From the listing below, extract each line containing the string "星光大道".
····················
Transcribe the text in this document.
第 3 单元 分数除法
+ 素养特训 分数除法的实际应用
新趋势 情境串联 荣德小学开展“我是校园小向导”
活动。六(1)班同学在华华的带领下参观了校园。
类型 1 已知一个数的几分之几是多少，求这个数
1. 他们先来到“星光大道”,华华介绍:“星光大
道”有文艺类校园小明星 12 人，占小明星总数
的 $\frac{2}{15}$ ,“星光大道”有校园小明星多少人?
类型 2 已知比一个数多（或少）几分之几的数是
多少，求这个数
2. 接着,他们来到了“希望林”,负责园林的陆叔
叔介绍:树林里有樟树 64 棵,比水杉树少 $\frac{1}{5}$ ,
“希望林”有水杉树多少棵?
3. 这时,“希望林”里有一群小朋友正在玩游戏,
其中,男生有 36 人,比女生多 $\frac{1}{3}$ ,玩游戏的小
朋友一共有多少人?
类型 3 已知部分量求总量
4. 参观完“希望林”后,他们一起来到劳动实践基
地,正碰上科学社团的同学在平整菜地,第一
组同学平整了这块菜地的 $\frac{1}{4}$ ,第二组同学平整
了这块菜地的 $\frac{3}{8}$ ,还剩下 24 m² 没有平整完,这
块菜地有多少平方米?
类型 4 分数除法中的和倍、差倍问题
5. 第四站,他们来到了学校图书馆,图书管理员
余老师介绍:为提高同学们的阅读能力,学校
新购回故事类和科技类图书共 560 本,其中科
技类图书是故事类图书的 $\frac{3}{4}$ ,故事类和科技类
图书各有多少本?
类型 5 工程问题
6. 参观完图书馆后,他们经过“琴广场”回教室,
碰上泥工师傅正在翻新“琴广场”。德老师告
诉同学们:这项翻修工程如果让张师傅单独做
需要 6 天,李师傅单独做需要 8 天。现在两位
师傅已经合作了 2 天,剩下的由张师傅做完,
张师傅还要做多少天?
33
····················
• _THE ANSWER_:
1. 他们先来到“星光大道”,华华介绍:“星光大
的 $\frac{2}{15}$ ,“星光大道”有校园小明星多少人?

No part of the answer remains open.